======== TEXTO DE ORIGEM
Eu não percebo nada de agricultura. “Menino de cidade” desde os 10 anos, o meu contacto com o campo, a enxada e outras ferramentas sempre foi esporádico. No entanto, nunca perdi a vontade de um dia voltar às raízes. Não para ser agricultor, mas para ter um naco de terra onde pudesse lançar raízes diversas, conquistando pequenas vitórias de comunhão com a natureza e a sua infinita generosidade.
Foi assim que adquiri um pequeno lote de terreno a um familiar. À partida, a ideia era construir uma pequena casa de campo para onde me pudesse mudar quando chegasse a reforma. No entanto, as circunstâncias da vida mudaram-me o foco. Mais do que uma casa, quero um local onde possa passar bons momentos em contacto com a natureza, ter algumas árvores, uma pequena horta e uma zona de lazer. Um pequeno refúgio.

Quando comprei o terreno, era este o seu aspeto: uma pequena floresta caótica, cheia de silvado, onde era difícil entrar. Silvas, ervas altas e arbustos tomavam conta de tudo, como se a natureza tivesse decidido recuperar aquilo que um dia lhe pertencerá por inteiro.
================
======== ENTRADAS FORNECIDAS
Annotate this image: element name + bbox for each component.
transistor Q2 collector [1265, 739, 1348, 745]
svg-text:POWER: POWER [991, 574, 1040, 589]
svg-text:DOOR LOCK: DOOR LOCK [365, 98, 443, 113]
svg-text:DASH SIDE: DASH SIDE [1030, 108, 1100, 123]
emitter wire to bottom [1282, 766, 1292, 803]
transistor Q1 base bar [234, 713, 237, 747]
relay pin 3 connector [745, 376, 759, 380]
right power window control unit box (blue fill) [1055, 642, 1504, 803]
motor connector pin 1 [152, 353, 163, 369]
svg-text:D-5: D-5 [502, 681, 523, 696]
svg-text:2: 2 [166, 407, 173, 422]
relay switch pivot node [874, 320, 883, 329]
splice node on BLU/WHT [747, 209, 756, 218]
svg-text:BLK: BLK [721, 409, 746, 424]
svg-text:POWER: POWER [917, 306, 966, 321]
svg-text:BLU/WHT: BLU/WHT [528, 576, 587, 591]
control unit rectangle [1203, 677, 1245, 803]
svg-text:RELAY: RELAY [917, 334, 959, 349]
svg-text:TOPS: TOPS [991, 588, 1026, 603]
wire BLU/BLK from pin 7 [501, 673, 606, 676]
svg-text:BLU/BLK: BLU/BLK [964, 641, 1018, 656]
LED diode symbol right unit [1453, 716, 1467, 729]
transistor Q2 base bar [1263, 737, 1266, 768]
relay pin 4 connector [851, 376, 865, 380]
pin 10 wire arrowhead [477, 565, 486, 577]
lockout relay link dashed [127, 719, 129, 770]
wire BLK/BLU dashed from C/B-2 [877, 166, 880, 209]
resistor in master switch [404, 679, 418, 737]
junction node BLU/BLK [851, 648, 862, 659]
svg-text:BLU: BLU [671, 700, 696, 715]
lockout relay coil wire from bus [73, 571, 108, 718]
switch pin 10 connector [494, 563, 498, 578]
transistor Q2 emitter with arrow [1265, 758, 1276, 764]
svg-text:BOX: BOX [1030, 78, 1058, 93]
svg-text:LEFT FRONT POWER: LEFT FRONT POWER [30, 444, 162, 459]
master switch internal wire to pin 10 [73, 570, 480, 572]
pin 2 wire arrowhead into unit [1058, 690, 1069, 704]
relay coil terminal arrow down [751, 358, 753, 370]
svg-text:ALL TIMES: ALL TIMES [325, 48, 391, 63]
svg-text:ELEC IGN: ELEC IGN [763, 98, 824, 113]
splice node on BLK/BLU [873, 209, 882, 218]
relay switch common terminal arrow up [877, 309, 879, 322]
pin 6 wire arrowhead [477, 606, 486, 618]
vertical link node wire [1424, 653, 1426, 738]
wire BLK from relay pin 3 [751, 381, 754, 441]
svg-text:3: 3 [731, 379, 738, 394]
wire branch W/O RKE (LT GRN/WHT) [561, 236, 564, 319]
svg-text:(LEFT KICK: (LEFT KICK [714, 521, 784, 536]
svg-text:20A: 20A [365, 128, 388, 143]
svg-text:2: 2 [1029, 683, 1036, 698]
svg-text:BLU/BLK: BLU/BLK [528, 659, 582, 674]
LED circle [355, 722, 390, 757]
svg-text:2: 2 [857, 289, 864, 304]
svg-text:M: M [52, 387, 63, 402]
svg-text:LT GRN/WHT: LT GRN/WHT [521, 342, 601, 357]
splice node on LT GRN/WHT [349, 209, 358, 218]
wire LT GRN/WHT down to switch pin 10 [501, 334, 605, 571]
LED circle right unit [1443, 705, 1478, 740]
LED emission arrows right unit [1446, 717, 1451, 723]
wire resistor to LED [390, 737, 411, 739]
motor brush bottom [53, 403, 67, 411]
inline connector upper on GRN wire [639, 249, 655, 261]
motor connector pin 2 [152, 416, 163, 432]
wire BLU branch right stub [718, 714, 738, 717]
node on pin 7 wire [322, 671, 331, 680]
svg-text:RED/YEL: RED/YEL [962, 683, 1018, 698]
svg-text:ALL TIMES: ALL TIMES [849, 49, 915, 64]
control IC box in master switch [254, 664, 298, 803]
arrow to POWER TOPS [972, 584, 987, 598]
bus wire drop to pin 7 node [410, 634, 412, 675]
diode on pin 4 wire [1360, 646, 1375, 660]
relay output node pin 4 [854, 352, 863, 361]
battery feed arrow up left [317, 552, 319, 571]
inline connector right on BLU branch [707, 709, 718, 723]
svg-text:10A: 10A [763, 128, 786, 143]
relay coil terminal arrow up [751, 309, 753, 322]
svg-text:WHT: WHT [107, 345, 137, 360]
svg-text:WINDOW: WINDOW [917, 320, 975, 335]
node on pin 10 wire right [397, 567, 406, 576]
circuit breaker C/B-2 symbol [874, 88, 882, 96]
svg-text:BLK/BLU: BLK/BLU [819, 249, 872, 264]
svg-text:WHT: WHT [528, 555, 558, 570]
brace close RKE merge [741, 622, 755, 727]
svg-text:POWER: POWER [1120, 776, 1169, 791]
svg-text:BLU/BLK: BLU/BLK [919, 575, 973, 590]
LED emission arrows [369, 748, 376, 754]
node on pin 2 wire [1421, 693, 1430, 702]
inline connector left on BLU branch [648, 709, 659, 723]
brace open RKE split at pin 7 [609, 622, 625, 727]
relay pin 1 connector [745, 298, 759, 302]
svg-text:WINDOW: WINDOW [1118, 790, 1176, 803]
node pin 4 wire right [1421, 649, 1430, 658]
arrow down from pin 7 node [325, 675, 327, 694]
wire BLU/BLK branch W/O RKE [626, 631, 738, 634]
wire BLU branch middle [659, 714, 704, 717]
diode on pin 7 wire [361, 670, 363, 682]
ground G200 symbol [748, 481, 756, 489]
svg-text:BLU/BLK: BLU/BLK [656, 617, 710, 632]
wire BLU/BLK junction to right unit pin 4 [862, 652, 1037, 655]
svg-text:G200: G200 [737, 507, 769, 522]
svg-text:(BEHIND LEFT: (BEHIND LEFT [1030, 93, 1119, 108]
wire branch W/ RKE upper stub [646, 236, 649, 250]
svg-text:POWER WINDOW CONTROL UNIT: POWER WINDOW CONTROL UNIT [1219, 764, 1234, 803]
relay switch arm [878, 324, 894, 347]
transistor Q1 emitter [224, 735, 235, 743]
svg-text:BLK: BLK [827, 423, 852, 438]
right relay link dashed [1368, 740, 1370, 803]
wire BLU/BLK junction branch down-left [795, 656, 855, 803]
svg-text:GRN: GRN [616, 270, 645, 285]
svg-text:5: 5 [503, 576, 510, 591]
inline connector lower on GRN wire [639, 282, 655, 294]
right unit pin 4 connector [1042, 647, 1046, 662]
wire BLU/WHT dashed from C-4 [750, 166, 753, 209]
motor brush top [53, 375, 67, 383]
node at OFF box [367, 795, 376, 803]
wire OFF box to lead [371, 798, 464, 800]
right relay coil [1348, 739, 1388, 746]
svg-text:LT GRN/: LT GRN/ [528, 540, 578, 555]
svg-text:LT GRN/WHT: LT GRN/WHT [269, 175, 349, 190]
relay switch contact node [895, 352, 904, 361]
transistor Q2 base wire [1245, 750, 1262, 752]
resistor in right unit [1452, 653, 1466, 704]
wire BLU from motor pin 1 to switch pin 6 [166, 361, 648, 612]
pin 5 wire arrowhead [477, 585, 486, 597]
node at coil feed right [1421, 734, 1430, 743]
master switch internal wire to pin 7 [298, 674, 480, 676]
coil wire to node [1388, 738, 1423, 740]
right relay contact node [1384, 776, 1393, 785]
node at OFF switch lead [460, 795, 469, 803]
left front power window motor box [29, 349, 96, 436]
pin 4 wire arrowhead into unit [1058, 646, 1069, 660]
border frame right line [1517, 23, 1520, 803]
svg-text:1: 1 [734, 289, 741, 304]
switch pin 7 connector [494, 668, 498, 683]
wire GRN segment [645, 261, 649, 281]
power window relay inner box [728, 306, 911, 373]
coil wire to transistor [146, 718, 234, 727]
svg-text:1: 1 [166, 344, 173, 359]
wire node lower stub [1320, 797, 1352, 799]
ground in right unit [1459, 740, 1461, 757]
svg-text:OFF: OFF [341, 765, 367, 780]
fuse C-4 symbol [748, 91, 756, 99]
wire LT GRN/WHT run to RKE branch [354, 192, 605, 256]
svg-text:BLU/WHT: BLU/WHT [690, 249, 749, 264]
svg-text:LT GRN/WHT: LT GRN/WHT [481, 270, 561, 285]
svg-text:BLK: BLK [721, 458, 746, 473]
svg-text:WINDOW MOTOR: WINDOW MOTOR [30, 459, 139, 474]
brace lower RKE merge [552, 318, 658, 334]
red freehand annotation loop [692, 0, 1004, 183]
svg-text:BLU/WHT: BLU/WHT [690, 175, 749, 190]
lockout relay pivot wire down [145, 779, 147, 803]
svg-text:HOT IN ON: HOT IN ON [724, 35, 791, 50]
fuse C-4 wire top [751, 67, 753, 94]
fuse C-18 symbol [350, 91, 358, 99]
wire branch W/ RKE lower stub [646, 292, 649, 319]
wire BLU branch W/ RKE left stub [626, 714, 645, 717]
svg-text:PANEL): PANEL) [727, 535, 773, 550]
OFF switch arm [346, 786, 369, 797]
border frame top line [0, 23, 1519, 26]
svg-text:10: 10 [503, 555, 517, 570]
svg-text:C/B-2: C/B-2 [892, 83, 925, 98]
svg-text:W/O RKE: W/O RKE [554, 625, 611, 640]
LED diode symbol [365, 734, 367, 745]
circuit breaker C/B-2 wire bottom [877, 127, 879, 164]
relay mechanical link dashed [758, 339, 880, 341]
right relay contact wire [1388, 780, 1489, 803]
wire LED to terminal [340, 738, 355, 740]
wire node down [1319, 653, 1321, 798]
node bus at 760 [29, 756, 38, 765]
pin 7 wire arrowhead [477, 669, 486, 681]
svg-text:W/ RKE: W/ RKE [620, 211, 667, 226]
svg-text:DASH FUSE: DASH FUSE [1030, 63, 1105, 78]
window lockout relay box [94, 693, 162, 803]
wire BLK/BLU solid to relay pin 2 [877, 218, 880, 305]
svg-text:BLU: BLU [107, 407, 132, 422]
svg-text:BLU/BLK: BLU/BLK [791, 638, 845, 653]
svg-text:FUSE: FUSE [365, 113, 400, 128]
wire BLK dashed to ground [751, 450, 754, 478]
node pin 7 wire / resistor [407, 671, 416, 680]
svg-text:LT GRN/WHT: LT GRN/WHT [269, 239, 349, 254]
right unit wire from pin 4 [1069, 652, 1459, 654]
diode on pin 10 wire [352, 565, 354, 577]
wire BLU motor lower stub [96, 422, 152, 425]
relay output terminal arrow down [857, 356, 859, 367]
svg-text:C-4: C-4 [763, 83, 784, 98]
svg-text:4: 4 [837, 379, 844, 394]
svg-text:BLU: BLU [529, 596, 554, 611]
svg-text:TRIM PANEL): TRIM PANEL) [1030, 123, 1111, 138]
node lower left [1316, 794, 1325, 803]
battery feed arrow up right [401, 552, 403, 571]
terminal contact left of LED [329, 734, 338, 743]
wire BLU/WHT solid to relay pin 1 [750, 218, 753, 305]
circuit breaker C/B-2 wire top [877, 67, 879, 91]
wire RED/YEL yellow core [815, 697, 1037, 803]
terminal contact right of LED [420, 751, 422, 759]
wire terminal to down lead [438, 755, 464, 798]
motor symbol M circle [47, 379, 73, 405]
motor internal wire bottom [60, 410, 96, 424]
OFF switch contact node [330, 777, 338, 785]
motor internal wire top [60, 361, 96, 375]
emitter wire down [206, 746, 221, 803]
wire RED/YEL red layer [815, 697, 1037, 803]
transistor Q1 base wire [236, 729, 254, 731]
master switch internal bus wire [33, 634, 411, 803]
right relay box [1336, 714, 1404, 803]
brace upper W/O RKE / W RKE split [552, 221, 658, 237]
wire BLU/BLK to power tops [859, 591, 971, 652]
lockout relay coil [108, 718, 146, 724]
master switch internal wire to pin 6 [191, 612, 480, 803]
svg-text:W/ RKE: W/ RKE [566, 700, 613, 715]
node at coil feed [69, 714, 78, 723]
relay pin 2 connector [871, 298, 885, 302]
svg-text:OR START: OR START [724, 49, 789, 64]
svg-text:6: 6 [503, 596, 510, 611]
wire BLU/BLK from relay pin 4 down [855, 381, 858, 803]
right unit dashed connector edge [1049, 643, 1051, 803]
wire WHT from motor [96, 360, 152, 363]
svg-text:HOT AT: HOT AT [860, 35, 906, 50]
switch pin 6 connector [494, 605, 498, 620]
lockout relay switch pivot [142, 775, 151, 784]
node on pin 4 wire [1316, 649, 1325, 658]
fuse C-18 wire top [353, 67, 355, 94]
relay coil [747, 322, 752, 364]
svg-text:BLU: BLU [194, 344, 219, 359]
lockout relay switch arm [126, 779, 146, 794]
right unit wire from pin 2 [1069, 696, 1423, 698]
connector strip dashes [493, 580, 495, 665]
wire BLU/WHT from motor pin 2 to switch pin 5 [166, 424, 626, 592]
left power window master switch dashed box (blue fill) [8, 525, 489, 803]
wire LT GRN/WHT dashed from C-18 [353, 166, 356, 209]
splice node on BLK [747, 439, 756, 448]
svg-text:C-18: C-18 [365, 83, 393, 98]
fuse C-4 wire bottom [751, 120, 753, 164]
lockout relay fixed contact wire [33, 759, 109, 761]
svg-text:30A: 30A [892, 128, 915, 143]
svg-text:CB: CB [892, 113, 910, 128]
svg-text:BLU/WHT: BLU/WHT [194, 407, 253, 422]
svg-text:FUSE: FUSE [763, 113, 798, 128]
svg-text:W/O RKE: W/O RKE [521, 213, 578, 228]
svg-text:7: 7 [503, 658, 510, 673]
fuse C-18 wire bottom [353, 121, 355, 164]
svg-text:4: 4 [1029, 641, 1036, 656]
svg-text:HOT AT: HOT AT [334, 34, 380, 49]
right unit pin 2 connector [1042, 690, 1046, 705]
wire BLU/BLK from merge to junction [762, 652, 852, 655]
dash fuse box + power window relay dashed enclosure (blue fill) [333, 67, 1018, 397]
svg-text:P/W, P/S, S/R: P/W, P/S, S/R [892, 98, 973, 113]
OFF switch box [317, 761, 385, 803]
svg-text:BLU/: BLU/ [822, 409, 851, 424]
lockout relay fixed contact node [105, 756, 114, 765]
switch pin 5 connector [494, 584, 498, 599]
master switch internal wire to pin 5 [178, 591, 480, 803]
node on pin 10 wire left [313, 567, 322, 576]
================
EXERCÍCIOS:
A: No texto sobre o terreno, a quem foi adquirido o pequeno lote?
B: Transcreva do texto sobre o terreno o trecho que começa em "Eu não percebo" e termina em "Um pequeno refúgio.".
C: Escreva a continuação do texto sobre o terreno, a partir da última frase apresentada.
As entradas não têm qualquer papel neste exercício.

AS SUAS RESPOSTAS:
A: A um familiar.

B:
Eu não percebo nada de agricultura. “Menino de cidade” desde os 10 anos, o meu contacto com o campo, a enxada e outras ferramentas sempre foi esporádico. No entanto, nunca perdi a vontade de um dia voltar às raízes. Não para ser agricultor, mas para ter um naco de terra onde pudesse lançar raízes diversas, conquistando pequenas vitórias de comunhão com a natureza e a sua infinita generosidade.
Foi assim que adquiri um pequeno lote de terreno a um familiar. À partida, a ideia era construir uma pequena casa de campo para onde me pudesse mudar quando chegasse a reforma. No entanto, as circunstâncias da vida mudaram-me o foco. Mais do que uma casa, quero um local onde possa passar bons momentos em contacto com a natureza, ter algumas árvores, uma pequena horta e uma zona de lazer. Um pequeno refúgio.

C:
Abrir caminho
O primeiro passo foi simplesmente abrir caminho. Armado de foice, tesoura de poda e alguma paciência, comecei a limpar o terreno pouco a pouco. Não foi um trabalho rápido. Pelo contrário. Não o consegui sozinho. Tive de pedir ajuda a um profissional. Cada metro conquistado parecia uma pequena batalha vencida. Mas, à medida que o mato cedia, começava a revelar-se o verdadeiro potencial daquele pedaço de terra.

Melhor assim, não é?


Com o terreno mais limpo, comecei então a imaginar o que ali poderá nascer. Um pequeno pomar com algumas árvores de fruto — laranjeiras, limoeiros, talvez um pessegueiro ou duas ameixeiras, araçazeiros, pintangueiras, maracujazeiros, figueiras, anoneiras, nespereiras e outras fruteiras exóticas, algumas árvores da laurisilva, enfim… — uma zona reservada para uma pequena horta e um espaço onde simplesmente me poderei sentar, olhar à volta e sentir o tempo passar mais devagar.
Ainda estou longe de saber verdadeiramente o que faço. Aprendo à medida que experimento, erro e volto a tentar. Mas talvez seja exatamente isso que torna este projeto tão interessante: a descoberta constante e a sensação de que, pouco a pouco, aquele espaço começa a ganhar forma.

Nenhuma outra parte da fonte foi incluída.